— Begin —

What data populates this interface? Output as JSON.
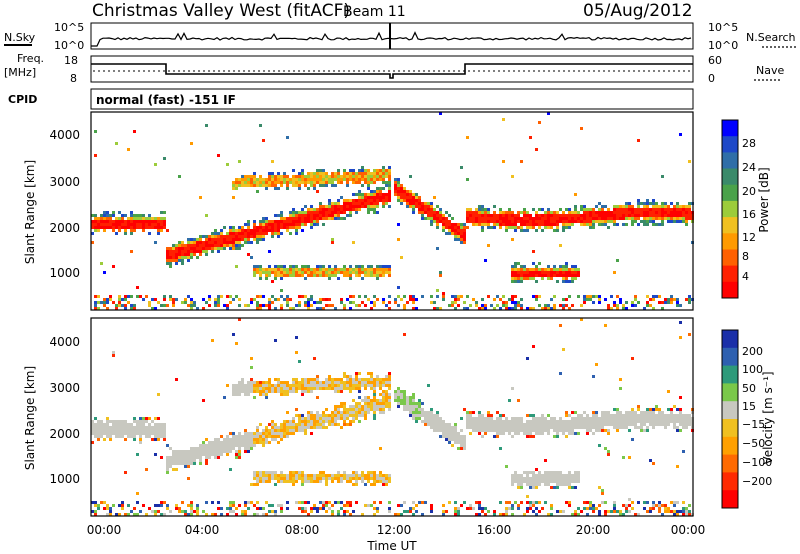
{
  "header": {
    "title": "Christmas Valley West (fitACF)",
    "beam": "Beam 11",
    "date": "05/Aug/2012"
  },
  "summary": {
    "nsky_label": "N.Sky",
    "nsky_ticks": [
      "10^5",
      "10^0"
    ],
    "nsearch_label": "N.Search",
    "nsearch_ticks": [
      "10^5",
      "10^0"
    ],
    "freq_label": "Freq.",
    "freq_unit": "[MHz]",
    "freq_ticks": [
      "18",
      "8"
    ],
    "nave_label": "Nave",
    "nave_ticks": [
      "60",
      "0"
    ],
    "cpid_label": "CPID",
    "cpid_value": "normal (fast) -151 IF"
  },
  "chart_data": [
    {
      "type": "heatmap",
      "name": "power-panel",
      "ylabel": "Slant Range [km]",
      "yticks": [
        "4000",
        "3000",
        "2000",
        "1000"
      ],
      "colorbar_label": "Power [dB]",
      "colorbar_ticks": [
        "28",
        "24",
        "20",
        "16",
        "12",
        "8",
        "4"
      ],
      "colorbar_colors": [
        "#0000ff",
        "#1e48c8",
        "#2f6ea8",
        "#3a8a6a",
        "#4aa24a",
        "#9ccc3a",
        "#f0c020",
        "#ff9a00",
        "#ff6000",
        "#ff2000",
        "#ff0000"
      ]
    },
    {
      "type": "heatmap",
      "name": "velocity-panel",
      "ylabel": "Slant Range [km]",
      "yticks": [
        "4000",
        "3000",
        "2000",
        "1000"
      ],
      "colorbar_label": "Velocity [m s⁻¹]",
      "colorbar_ticks": [
        "200",
        "100",
        "50",
        "15",
        "−15",
        "−50",
        "−100",
        "−200"
      ],
      "colorbar_colors": [
        "#1a2fa8",
        "#2e60b0",
        "#2e9a7a",
        "#7ac84a",
        "#c8c8c0",
        "#f0c020",
        "#ffa000",
        "#ff6a00",
        "#ff2a00",
        "#ff0000"
      ]
    }
  ],
  "xaxis": {
    "label": "Time UT",
    "ticks": [
      "00:00",
      "04:00",
      "08:00",
      "12:00",
      "16:00",
      "20:00",
      "00:00"
    ]
  }
}
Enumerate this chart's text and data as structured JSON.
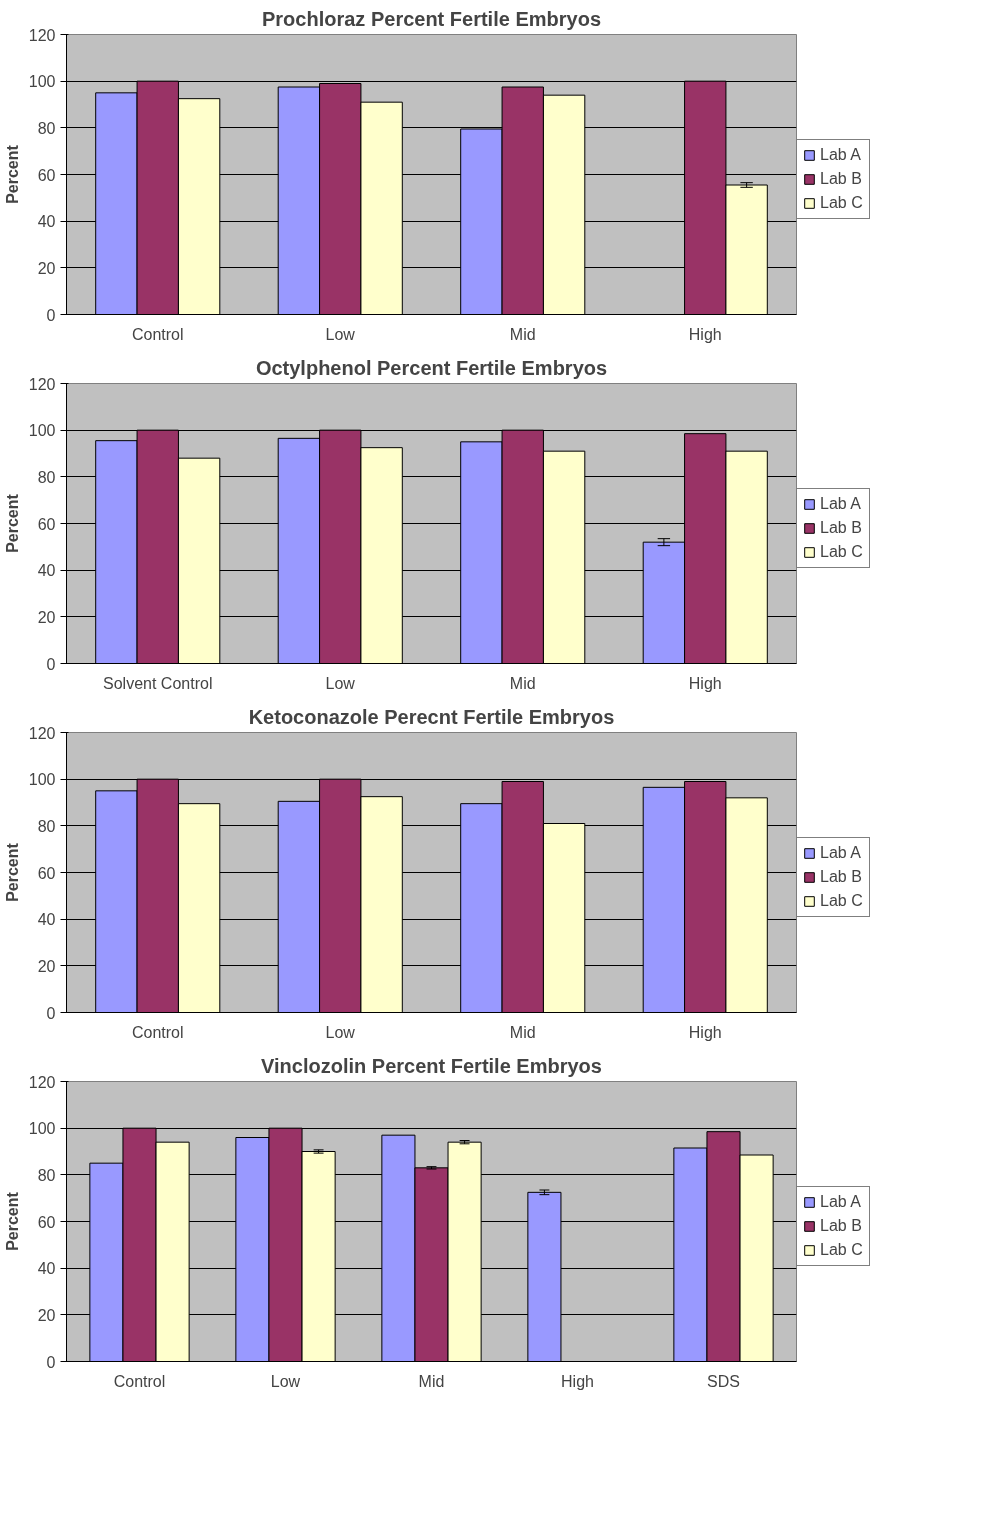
{
  "chart_data": [
    {
      "type": "bar",
      "title": "Prochloraz Percent Fertile Embryos",
      "ylabel": "Percent",
      "categories": [
        "Control",
        "Low",
        "Mid",
        "High"
      ],
      "ylim": [
        0,
        120
      ],
      "yticks": [
        0,
        20,
        40,
        60,
        80,
        100,
        120
      ],
      "grid": "y",
      "legend": "right",
      "series": [
        {
          "name": "Lab A",
          "color": "#9999ff",
          "values": [
            95,
            97.5,
            79.5,
            0
          ]
        },
        {
          "name": "Lab B",
          "color": "#993366",
          "values": [
            100,
            99,
            97.5,
            100
          ]
        },
        {
          "name": "Lab C",
          "color": "#ffffcc",
          "values": [
            92.5,
            91,
            94,
            55.5
          ],
          "errors": [
            null,
            null,
            null,
            1
          ]
        }
      ]
    },
    {
      "type": "bar",
      "title": "Octylphenol Percent Fertile Embryos",
      "ylabel": "Percent",
      "categories": [
        "Solvent Control",
        "Low",
        "Mid",
        "High"
      ],
      "ylim": [
        0,
        120
      ],
      "yticks": [
        0,
        20,
        40,
        60,
        80,
        100,
        120
      ],
      "grid": "y",
      "legend": "right",
      "series": [
        {
          "name": "Lab A",
          "color": "#9999ff",
          "values": [
            95.5,
            96.5,
            95,
            52
          ],
          "errors": [
            null,
            null,
            null,
            1.5
          ]
        },
        {
          "name": "Lab B",
          "color": "#993366",
          "values": [
            100,
            100,
            100,
            98.5
          ]
        },
        {
          "name": "Lab C",
          "color": "#ffffcc",
          "values": [
            88,
            92.5,
            91,
            91
          ]
        }
      ]
    },
    {
      "type": "bar",
      "title": "Ketoconazole Perecnt Fertile Embryos",
      "ylabel": "Percent",
      "categories": [
        "Control",
        "Low",
        "Mid",
        "High"
      ],
      "ylim": [
        0,
        120
      ],
      "yticks": [
        0,
        20,
        40,
        60,
        80,
        100,
        120
      ],
      "grid": "y",
      "legend": "right",
      "series": [
        {
          "name": "Lab A",
          "color": "#9999ff",
          "values": [
            95,
            90.5,
            89.5,
            96.5
          ]
        },
        {
          "name": "Lab B",
          "color": "#993366",
          "values": [
            100,
            100,
            99,
            99
          ]
        },
        {
          "name": "Lab C",
          "color": "#ffffcc",
          "values": [
            89.5,
            92.5,
            81,
            92
          ]
        }
      ]
    },
    {
      "type": "bar",
      "title": "Vinclozolin Percent Fertile Embryos",
      "ylabel": "Percent",
      "categories": [
        "Control",
        "Low",
        "Mid",
        "High",
        "SDS"
      ],
      "ylim": [
        0,
        120
      ],
      "yticks": [
        0,
        20,
        40,
        60,
        80,
        100,
        120
      ],
      "grid": "y",
      "legend": "right",
      "series": [
        {
          "name": "Lab A",
          "color": "#9999ff",
          "values": [
            85,
            96,
            97,
            72.5,
            91.5
          ],
          "errors": [
            null,
            null,
            null,
            1,
            null
          ]
        },
        {
          "name": "Lab B",
          "color": "#993366",
          "values": [
            100,
            100,
            83,
            0,
            98.5
          ],
          "errors": [
            null,
            null,
            0.5,
            null,
            null
          ]
        },
        {
          "name": "Lab C",
          "color": "#ffffcc",
          "values": [
            94,
            90,
            94,
            0,
            88.5
          ],
          "errors": [
            null,
            0.7,
            0.7,
            null,
            null
          ]
        }
      ]
    }
  ]
}
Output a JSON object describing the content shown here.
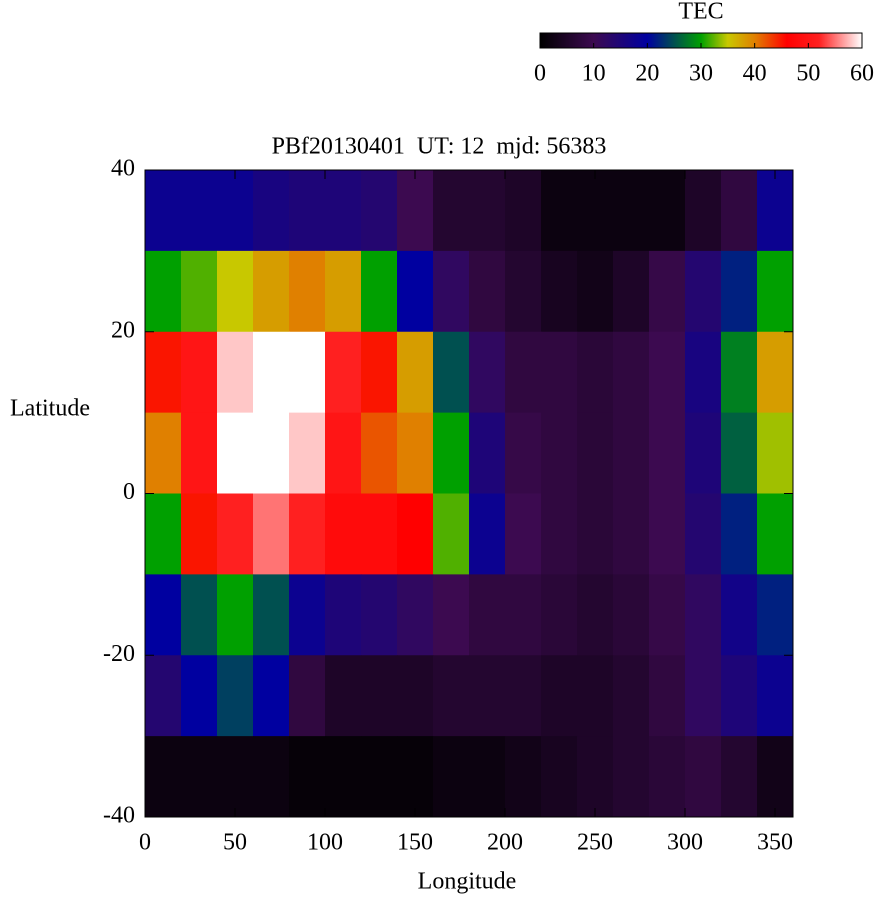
{
  "chart_data": {
    "type": "heatmap",
    "title": "PBf20130401  UT: 12  mjd: 56383",
    "xlabel": "Longitude",
    "ylabel": "Latitude",
    "colorbar_title": "TEC",
    "xlim": [
      0,
      360
    ],
    "ylim": [
      -40,
      40
    ],
    "xticks": [
      0,
      50,
      100,
      150,
      200,
      250,
      300,
      350
    ],
    "yticks": [
      -40,
      -20,
      0,
      20,
      40
    ],
    "zlim": [
      0,
      60
    ],
    "zticks": [
      0,
      10,
      20,
      30,
      40,
      50,
      60
    ],
    "colorscale": [
      {
        "value": 0,
        "color": "#000000"
      },
      {
        "value": 10,
        "color": "#3c0a50"
      },
      {
        "value": 20,
        "color": "#0000a0"
      },
      {
        "value": 30,
        "color": "#00a000"
      },
      {
        "value": 35,
        "color": "#c8c800"
      },
      {
        "value": 40,
        "color": "#e08000"
      },
      {
        "value": 46,
        "color": "#ff0000"
      },
      {
        "value": 52,
        "color": "#ff2020"
      },
      {
        "value": 60,
        "color": "#ffffff"
      }
    ],
    "x": [
      10,
      30,
      50,
      70,
      90,
      110,
      130,
      150,
      170,
      190,
      210,
      230,
      250,
      270,
      290,
      310,
      330,
      350
    ],
    "y": [
      35,
      25,
      15,
      5,
      -5,
      -15,
      -25,
      -35
    ],
    "z": [
      [
        18,
        18,
        18,
        16,
        15,
        15,
        14,
        10,
        6,
        6,
        5,
        2,
        2,
        2,
        2,
        5,
        8,
        18
      ],
      [
        30,
        32,
        35,
        38,
        40,
        38,
        30,
        20,
        12,
        8,
        6,
        4,
        3,
        5,
        9,
        14,
        22,
        30
      ],
      [
        45,
        50,
        58,
        60,
        60,
        52,
        45,
        38,
        25,
        12,
        8,
        8,
        7,
        8,
        10,
        16,
        28,
        38
      ],
      [
        40,
        50,
        60,
        60,
        58,
        50,
        42,
        40,
        30,
        15,
        9,
        8,
        7,
        8,
        10,
        15,
        26,
        34
      ],
      [
        30,
        45,
        52,
        55,
        52,
        48,
        48,
        46,
        32,
        18,
        10,
        8,
        7,
        8,
        10,
        14,
        22,
        30
      ],
      [
        20,
        25,
        30,
        25,
        18,
        15,
        14,
        12,
        10,
        8,
        8,
        7,
        6,
        7,
        9,
        12,
        17,
        22
      ],
      [
        14,
        20,
        24,
        20,
        8,
        5,
        5,
        5,
        6,
        6,
        6,
        5,
        5,
        6,
        8,
        12,
        15,
        18
      ],
      [
        2,
        2,
        2,
        2,
        1,
        1,
        1,
        1,
        2,
        2,
        3,
        4,
        5,
        6,
        7,
        8,
        6,
        3
      ]
    ]
  }
}
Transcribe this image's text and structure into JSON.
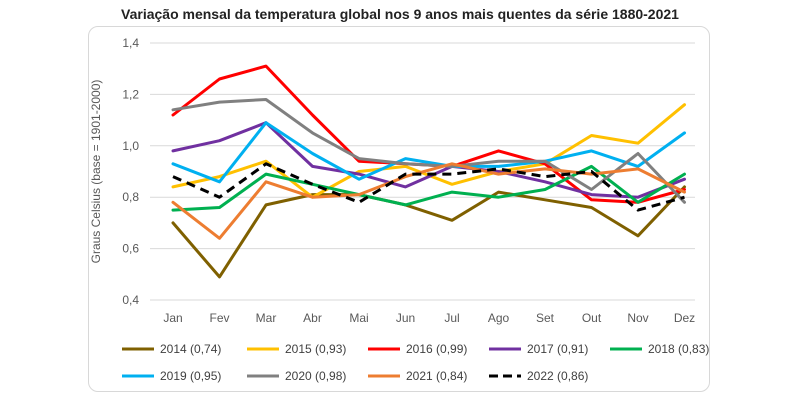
{
  "chart_data": {
    "type": "line",
    "title": "Variação mensal da temperatura global nos 9 anos mais quentes da série 1880-2021",
    "xlabel": "",
    "ylabel": "Graus Celsius (base = 1901-2000)",
    "ylim": [
      0.4,
      1.4
    ],
    "yticks": [
      "0,4",
      "0,6",
      "0,8",
      "1,0",
      "1,2",
      "1,4"
    ],
    "grid": "horizontal",
    "legend": "bottom",
    "categories": [
      "Jan",
      "Fev",
      "Mar",
      "Abr",
      "Mai",
      "Jun",
      "Jul",
      "Ago",
      "Set",
      "Out",
      "Nov",
      "Dez"
    ],
    "series": [
      {
        "name": "2014 (0,74)",
        "color": "#7f6000",
        "dashed": false,
        "values": [
          0.7,
          0.49,
          0.77,
          0.81,
          0.81,
          0.77,
          0.71,
          0.82,
          0.79,
          0.76,
          0.65,
          0.84
        ]
      },
      {
        "name": "2015 (0,93)",
        "color": "#ffc000",
        "dashed": false,
        "values": [
          0.84,
          0.88,
          0.94,
          0.8,
          0.9,
          0.92,
          0.85,
          0.9,
          0.93,
          1.04,
          1.01,
          1.16
        ]
      },
      {
        "name": "2016 (0,99)",
        "color": "#ff0000",
        "dashed": false,
        "values": [
          1.12,
          1.26,
          1.31,
          1.12,
          0.94,
          0.93,
          0.92,
          0.98,
          0.93,
          0.79,
          0.78,
          0.83
        ]
      },
      {
        "name": "2017 (0,91)",
        "color": "#7030a0",
        "dashed": false,
        "values": [
          0.98,
          1.02,
          1.09,
          0.92,
          0.89,
          0.84,
          0.92,
          0.9,
          0.86,
          0.81,
          0.8,
          0.87
        ]
      },
      {
        "name": "2018 (0,83)",
        "color": "#00b050",
        "dashed": false,
        "values": [
          0.75,
          0.76,
          0.89,
          0.85,
          0.81,
          0.77,
          0.82,
          0.8,
          0.83,
          0.92,
          0.78,
          0.89
        ]
      },
      {
        "name": "2019 (0,95)",
        "color": "#00b0f0",
        "dashed": false,
        "values": [
          0.93,
          0.86,
          1.09,
          0.97,
          0.87,
          0.95,
          0.92,
          0.92,
          0.94,
          0.98,
          0.92,
          1.05
        ]
      },
      {
        "name": "2020 (0,98)",
        "color": "#808080",
        "dashed": false,
        "values": [
          1.14,
          1.17,
          1.18,
          1.05,
          0.95,
          0.93,
          0.92,
          0.94,
          0.94,
          0.83,
          0.97,
          0.78
        ]
      },
      {
        "name": "2021 (0,84)",
        "color": "#ed7d31",
        "dashed": false,
        "values": [
          0.78,
          0.64,
          0.86,
          0.8,
          0.81,
          0.88,
          0.93,
          0.89,
          0.91,
          0.89,
          0.91,
          0.82
        ]
      },
      {
        "name": "2022 (0,86)",
        "color": "#000000",
        "dashed": true,
        "values": [
          0.88,
          0.8,
          0.93,
          0.85,
          0.78,
          0.89,
          0.89,
          0.91,
          0.88,
          0.9,
          0.75,
          0.8
        ]
      }
    ]
  }
}
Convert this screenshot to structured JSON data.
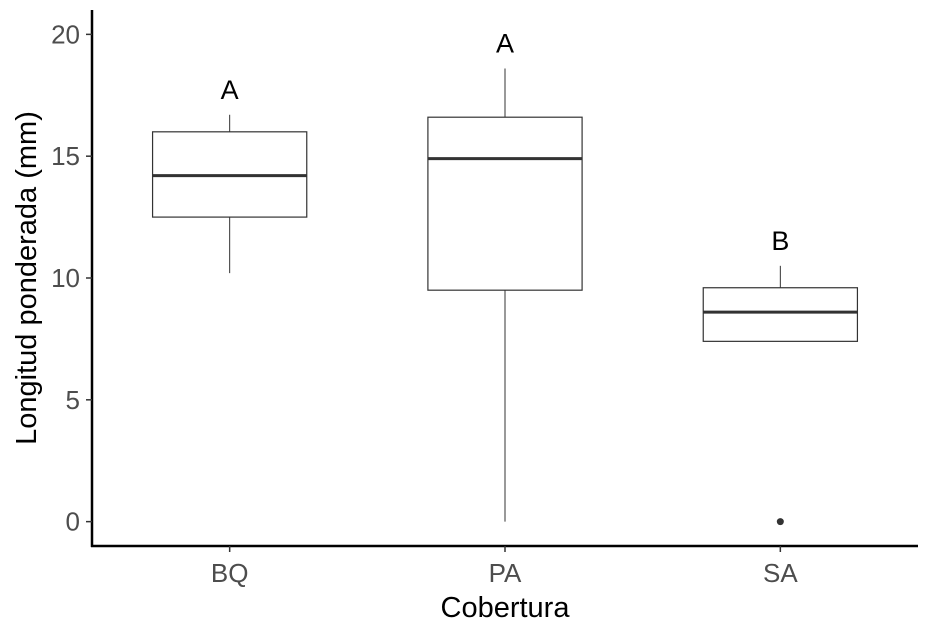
{
  "chart_data": {
    "type": "boxplot",
    "xlabel": "Cobertura",
    "ylabel": "Longitud ponderada (mm)",
    "ylim": [
      -1,
      21
    ],
    "yticks": [
      0,
      5,
      10,
      15,
      20
    ],
    "grid": false,
    "legend": "none",
    "categories": [
      "BQ",
      "PA",
      "SA"
    ],
    "boxes": [
      {
        "category": "BQ",
        "min": 10.2,
        "q1": 12.5,
        "median": 14.2,
        "q3": 16.0,
        "max": 16.7,
        "outliers": [],
        "letter": "A"
      },
      {
        "category": "PA",
        "min": 0.0,
        "q1": 9.5,
        "median": 14.9,
        "q3": 16.6,
        "max": 18.6,
        "outliers": [],
        "letter": "A"
      },
      {
        "category": "SA",
        "min": 7.4,
        "q1": 7.4,
        "median": 8.6,
        "q3": 9.6,
        "max": 10.5,
        "outliers": [
          0.0
        ],
        "letter": "B"
      }
    ],
    "colors": {
      "box_fill": "#ffffff",
      "box_stroke": "#333333",
      "axis": "#000000",
      "tick_text": "#4d4d4d"
    }
  }
}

— End —

- YOUR TASK
Your task is to quote exactly the lines from the one with "Convert this screenshot" through the end of the material, both included, without reproducing any pictures.

- THE RESPONSE
Convert this screenshot to structured JSON data.
{
  "chart_data": {
    "type": "boxplot",
    "xlabel": "Cobertura",
    "ylabel": "Longitud ponderada (mm)",
    "ylim": [
      -1,
      21
    ],
    "yticks": [
      0,
      5,
      10,
      15,
      20
    ],
    "grid": false,
    "legend": "none",
    "categories": [
      "BQ",
      "PA",
      "SA"
    ],
    "boxes": [
      {
        "category": "BQ",
        "min": 10.2,
        "q1": 12.5,
        "median": 14.2,
        "q3": 16.0,
        "max": 16.7,
        "outliers": [],
        "letter": "A"
      },
      {
        "category": "PA",
        "min": 0.0,
        "q1": 9.5,
        "median": 14.9,
        "q3": 16.6,
        "max": 18.6,
        "outliers": [],
        "letter": "A"
      },
      {
        "category": "SA",
        "min": 7.4,
        "q1": 7.4,
        "median": 8.6,
        "q3": 9.6,
        "max": 10.5,
        "outliers": [
          0.0
        ],
        "letter": "B"
      }
    ],
    "colors": {
      "box_fill": "#ffffff",
      "box_stroke": "#333333",
      "axis": "#000000",
      "tick_text": "#4d4d4d"
    }
  }
}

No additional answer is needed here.